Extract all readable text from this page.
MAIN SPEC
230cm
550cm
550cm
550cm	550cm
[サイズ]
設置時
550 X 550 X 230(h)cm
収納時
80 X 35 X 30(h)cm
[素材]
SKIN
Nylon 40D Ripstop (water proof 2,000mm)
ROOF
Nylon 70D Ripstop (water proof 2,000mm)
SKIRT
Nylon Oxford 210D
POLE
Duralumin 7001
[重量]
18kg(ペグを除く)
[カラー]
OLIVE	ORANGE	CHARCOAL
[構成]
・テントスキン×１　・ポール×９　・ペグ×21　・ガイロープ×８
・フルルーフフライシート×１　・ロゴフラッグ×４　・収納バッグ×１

########################################

Work required: Give the entries again in full, exactly as they are written.

Worked answer:
Extract all readable text from this page.
MAIN SPEC
230cm
550cm
550cm
550cm	550cm
[サイズ]
設置時
550 X 550 X 230(h)cm
収納時
80 X 35 X 30(h)cm
[素材]
SKIN
Nylon 40D Ripstop (water proof 2,000mm)
ROOF
Nylon 70D Ripstop (water proof 2,000mm)
SKIRT
Nylon Oxford 210D
POLE
Duralumin 7001
[重量]
18kg(ペグを除く)
[カラー]
OLIVE	ORANGE	CHARCOAL
[構成]
・テントスキン×１　・ポール×９　・ペグ×21　・ガイロープ×８
・フルルーフフライシート×１　・ロゴフラッグ×４　・収納バッグ×１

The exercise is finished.